Contrat d’Artiste : 12 avril 2016 Cour de cassation Pourvoi n° 14-29.427

·

·

Contrat d’Artiste : 12 avril 2016 Cour de cassation Pourvoi n° 14-29.427
Ce point juridique est utile ?

COMM.

LG

COUR DE CASSATION
______________________

Audience publique du 12 avril 2016

Rejet non spécialement motivé

Mme MOUILLARD, président

Décision n° 10092 F

Pourvoi n° A 14-29.427

R É P U B L I Q U E F R A N Ç A I S E

_________________________

AU NOM DU PEUPLE FRANÇAIS
_________________________

LA COUR DE CASSATION, CHAMBRE COMMERCIALE, FINANCIÈRE ET ÉCONOMIQUE, a rendu la décision suivante :

Vu le pourvoi formé par :

1°/ M. [G] [U], domicilié Théâtre [Établissement 1], [Adresse 2],

2°/ la société Bonnie productions, société à responsabilité limitée, dont le siège est Théâtre [Établissement 1], [Adresse 2],

contre l’arrêt rendu le 26 septembre 2014 par la cour d’appel de Poitiers (1re chambre civile), dans le litige les opposant à la société [Localité 1] événements, anciennement dénommée Espace congrès [Localité 1], société d’économie mixte, dont le siège est [Adresse 1],

défenderesse à la cassation ;

Vu la communication faite au procureur général ;

LA COUR, en l’audience publique du 8 mars 2016, où étaient présents : Mme Mouillard, président, Mme Le Bras, conseiller référendaire rapporteur, Mme Riffault-Silk, conseiller doyen, M. Debacq, avocat général, M. Graveline, greffier de chambre ;

Vu les observations écrites de Me Ricard, avocat de M. [U] et de la société Bonnie productions, de la SCP Bouzidi et Bouhanna, avocat de la société [Localité 1] événements ;

Sur le rapport de Mme Le Bras, conseiller référendaire, l’avis de M. Debacq, avocat général, et après en avoir délibéré conformément à la loi ;

Vu l’article 1014 du code de procédure civile ;

Attendu que le moyen de cassation annexé, qui est invoqué à l’encontre de la décision attaquée, n’est manifestement pas de nature à entraîner la cassation ;

Qu’il n’y a donc pas lieu de statuer par une décision spécialement motivée ;

REJETTE le pourvoi ;

Condamne M. [U] et la société Bonnie productions aux dépens ;

Vu l’article 700 du code de procédure civile, rejette leur demande et les condamne à payer à la société [Localité 1] événements la somme globale de 3 000 euros ;

Ainsi décidé par la Cour de cassation, chambre commerciale, financière et économique, et prononcé par le président en son audience publique du douze avril deux mille seize.

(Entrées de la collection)
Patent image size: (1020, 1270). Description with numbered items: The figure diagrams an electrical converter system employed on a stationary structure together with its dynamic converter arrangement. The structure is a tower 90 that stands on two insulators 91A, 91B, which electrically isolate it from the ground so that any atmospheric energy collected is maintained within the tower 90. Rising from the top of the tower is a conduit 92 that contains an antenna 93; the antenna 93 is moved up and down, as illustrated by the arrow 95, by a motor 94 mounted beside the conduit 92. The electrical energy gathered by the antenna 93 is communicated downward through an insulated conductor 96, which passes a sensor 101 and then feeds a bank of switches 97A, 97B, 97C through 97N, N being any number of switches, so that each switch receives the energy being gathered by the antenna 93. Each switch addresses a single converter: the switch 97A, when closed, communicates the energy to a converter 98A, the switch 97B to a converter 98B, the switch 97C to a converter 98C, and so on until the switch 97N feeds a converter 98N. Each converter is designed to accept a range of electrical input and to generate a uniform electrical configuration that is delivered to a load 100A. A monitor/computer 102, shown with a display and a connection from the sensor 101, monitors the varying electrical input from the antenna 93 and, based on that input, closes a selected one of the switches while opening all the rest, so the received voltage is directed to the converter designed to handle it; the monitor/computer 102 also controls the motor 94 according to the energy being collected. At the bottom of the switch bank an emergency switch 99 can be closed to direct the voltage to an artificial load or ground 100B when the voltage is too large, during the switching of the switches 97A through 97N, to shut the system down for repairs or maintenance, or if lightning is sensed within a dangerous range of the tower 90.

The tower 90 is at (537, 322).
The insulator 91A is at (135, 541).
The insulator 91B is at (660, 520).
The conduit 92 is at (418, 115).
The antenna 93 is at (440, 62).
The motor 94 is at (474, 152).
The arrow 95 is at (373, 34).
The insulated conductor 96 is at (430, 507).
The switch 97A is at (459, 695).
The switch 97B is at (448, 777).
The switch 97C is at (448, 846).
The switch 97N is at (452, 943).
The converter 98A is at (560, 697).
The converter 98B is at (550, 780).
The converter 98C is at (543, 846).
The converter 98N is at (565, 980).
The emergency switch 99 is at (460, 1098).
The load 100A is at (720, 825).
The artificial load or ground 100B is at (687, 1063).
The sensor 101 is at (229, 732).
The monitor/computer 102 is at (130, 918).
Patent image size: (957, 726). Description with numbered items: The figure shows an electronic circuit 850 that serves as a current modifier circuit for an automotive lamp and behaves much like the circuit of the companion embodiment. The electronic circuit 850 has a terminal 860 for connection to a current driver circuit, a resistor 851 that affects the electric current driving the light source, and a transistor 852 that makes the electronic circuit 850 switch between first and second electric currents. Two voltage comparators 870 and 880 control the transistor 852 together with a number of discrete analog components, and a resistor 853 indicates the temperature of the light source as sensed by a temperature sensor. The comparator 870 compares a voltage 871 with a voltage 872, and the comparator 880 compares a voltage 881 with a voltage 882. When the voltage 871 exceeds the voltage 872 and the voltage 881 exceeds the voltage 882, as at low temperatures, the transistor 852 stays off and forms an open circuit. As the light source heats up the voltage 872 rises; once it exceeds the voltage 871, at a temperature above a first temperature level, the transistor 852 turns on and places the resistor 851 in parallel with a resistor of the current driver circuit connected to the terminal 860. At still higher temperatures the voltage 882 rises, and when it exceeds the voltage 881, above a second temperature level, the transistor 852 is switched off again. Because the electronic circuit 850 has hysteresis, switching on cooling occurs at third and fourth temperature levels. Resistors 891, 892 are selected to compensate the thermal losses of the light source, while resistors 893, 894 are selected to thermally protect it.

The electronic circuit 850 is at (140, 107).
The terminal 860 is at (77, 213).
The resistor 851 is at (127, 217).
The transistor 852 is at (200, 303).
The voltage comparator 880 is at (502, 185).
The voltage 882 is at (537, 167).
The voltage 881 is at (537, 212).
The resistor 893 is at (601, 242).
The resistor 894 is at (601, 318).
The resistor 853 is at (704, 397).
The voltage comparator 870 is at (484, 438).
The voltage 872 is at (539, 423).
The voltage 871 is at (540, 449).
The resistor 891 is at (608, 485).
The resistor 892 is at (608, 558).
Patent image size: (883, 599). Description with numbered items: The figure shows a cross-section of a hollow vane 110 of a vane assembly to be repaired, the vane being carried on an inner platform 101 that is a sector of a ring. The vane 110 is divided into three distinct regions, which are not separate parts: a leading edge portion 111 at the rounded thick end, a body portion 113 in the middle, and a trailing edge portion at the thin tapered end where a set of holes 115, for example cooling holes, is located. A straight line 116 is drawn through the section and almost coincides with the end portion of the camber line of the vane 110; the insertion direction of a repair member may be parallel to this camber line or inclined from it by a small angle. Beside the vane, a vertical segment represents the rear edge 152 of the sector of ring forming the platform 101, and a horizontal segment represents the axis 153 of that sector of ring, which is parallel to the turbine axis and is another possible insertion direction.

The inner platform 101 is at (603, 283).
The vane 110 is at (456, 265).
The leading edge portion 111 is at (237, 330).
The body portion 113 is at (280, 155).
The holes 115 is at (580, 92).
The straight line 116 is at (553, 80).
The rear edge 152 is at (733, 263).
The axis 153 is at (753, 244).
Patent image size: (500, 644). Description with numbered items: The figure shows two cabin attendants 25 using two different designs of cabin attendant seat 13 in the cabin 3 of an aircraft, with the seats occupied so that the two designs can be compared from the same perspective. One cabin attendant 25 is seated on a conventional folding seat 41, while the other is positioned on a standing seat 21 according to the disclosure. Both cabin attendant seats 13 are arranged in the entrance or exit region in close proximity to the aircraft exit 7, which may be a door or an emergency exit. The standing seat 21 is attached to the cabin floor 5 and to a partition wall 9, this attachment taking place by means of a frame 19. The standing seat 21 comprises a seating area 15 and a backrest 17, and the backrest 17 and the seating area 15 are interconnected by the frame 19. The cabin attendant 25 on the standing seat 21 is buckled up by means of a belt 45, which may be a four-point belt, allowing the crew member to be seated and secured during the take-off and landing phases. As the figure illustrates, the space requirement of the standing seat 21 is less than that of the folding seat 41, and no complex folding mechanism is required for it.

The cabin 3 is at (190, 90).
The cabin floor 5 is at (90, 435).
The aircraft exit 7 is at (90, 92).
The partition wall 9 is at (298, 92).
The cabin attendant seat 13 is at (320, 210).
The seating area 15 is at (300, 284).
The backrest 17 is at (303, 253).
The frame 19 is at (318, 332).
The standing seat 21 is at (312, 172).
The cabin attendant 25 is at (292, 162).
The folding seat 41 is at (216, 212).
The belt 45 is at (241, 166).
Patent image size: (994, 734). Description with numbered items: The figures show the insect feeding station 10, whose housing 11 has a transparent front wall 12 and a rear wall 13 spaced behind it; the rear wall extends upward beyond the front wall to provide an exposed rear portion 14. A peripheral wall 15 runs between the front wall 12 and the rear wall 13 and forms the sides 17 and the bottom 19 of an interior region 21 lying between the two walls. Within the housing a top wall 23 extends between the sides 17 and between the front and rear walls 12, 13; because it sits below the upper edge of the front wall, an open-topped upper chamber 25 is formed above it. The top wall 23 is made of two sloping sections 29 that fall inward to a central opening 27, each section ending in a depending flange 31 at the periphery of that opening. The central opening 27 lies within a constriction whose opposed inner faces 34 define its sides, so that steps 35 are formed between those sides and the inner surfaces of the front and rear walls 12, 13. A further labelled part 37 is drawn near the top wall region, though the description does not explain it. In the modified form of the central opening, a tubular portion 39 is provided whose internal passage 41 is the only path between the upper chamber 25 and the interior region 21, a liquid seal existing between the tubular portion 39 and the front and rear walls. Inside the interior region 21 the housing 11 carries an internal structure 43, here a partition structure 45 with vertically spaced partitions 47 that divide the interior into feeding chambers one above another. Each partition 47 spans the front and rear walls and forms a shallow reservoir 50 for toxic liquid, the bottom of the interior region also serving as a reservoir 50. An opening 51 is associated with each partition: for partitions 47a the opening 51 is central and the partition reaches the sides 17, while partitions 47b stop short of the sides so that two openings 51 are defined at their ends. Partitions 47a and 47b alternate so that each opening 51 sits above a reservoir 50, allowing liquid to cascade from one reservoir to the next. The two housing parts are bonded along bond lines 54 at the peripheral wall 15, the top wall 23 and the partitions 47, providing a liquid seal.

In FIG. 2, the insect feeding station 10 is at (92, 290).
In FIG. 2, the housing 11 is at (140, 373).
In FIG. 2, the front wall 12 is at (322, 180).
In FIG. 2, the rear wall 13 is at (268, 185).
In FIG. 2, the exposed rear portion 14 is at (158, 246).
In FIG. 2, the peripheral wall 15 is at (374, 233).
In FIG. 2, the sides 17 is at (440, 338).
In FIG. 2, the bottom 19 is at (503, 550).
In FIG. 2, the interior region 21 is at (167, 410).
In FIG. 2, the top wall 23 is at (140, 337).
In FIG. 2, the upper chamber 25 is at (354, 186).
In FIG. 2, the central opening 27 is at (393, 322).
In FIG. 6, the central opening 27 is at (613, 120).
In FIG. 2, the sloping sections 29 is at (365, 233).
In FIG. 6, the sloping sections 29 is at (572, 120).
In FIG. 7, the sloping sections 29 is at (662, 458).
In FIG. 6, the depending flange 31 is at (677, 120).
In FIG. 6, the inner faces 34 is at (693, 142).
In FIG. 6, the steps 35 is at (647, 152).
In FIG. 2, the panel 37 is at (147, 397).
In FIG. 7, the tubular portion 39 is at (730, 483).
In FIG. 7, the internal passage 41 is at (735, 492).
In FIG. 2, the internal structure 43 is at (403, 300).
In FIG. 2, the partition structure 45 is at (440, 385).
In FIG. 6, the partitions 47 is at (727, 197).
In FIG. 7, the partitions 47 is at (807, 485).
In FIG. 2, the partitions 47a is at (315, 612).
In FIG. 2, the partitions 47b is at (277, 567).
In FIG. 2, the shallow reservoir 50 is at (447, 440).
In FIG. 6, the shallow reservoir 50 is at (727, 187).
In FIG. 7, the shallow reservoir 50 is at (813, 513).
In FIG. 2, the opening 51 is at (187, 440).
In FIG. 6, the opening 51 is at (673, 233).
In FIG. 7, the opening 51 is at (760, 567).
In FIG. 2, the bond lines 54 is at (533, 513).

**Tâche demandée**
Résumez la décision de justice en deux phrases. Ces entrées n'ont aucun lien avec la décision de justice.

**Résultat obtenu**
Le 12 avril 2016, la chambre commerciale, financière et économique de la Cour de cassation a rejeté le pourvoi formé par M. [U] et la société Bonnie productions contre l'arrêt de la cour d'appel de Poitiers du 26 septembre 2014. Elle a jugé que le moyen invoqué n'était manifestement pas de nature à entraîner la cassation et a condamné les deux demandeurs aux dépens ainsi qu'à payer 3 000 euros à la société [Localité 1] événements.